▶ [Your objective]
List every line below containing "grid".

(Stored entries)
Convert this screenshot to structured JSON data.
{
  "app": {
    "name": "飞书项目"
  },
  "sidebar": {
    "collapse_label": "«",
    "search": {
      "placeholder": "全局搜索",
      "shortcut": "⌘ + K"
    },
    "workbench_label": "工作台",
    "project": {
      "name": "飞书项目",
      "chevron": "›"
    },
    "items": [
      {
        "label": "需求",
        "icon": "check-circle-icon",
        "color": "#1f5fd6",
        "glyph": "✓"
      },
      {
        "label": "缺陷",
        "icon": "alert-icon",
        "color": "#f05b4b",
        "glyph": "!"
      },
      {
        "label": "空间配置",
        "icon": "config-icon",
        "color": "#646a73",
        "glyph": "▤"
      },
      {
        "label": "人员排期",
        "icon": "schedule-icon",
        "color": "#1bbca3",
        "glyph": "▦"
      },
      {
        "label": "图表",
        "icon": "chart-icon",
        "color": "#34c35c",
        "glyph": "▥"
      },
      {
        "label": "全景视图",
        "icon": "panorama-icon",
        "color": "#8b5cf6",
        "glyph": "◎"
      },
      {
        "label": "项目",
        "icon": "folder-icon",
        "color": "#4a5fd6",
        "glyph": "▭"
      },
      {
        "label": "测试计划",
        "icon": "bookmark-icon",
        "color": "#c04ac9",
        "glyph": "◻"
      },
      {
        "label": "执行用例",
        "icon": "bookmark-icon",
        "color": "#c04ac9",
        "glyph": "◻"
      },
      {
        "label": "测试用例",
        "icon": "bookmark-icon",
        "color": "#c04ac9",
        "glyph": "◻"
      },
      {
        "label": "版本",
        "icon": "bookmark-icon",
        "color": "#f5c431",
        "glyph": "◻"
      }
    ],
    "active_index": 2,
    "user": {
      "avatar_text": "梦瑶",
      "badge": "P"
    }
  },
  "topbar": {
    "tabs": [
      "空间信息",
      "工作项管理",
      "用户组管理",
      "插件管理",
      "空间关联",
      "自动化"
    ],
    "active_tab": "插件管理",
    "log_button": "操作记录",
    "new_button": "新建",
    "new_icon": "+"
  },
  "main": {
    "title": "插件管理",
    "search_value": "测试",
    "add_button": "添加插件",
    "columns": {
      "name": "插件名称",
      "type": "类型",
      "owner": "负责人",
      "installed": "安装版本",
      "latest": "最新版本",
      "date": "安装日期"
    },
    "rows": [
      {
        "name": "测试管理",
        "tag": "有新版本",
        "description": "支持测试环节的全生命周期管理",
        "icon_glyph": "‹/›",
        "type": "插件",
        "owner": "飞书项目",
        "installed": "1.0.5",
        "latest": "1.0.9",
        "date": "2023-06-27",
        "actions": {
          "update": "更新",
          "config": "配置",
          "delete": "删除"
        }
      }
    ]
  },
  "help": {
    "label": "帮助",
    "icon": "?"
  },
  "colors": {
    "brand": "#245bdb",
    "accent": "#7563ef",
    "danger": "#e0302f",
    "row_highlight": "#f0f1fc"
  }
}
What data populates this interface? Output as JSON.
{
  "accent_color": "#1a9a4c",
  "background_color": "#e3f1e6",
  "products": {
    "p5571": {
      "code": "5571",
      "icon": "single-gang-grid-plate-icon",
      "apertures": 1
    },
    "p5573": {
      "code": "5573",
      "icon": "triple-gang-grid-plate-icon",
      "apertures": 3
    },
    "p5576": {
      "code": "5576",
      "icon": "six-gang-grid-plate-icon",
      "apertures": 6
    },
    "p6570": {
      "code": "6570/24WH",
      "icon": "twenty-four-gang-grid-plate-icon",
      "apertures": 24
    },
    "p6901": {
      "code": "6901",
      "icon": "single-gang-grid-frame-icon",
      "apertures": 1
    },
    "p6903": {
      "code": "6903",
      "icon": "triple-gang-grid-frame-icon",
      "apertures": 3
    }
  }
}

▶ [The result]
      "icon": "single-gang-grid-plate-icon",
      "icon": "triple-gang-grid-plate-icon",
      "icon": "six-gang-grid-plate-icon",
      "icon": "twenty-four-gang-grid-plate-icon",
      "icon": "single-gang-grid-frame-icon",
      "icon": "triple-gang-grid-frame-icon",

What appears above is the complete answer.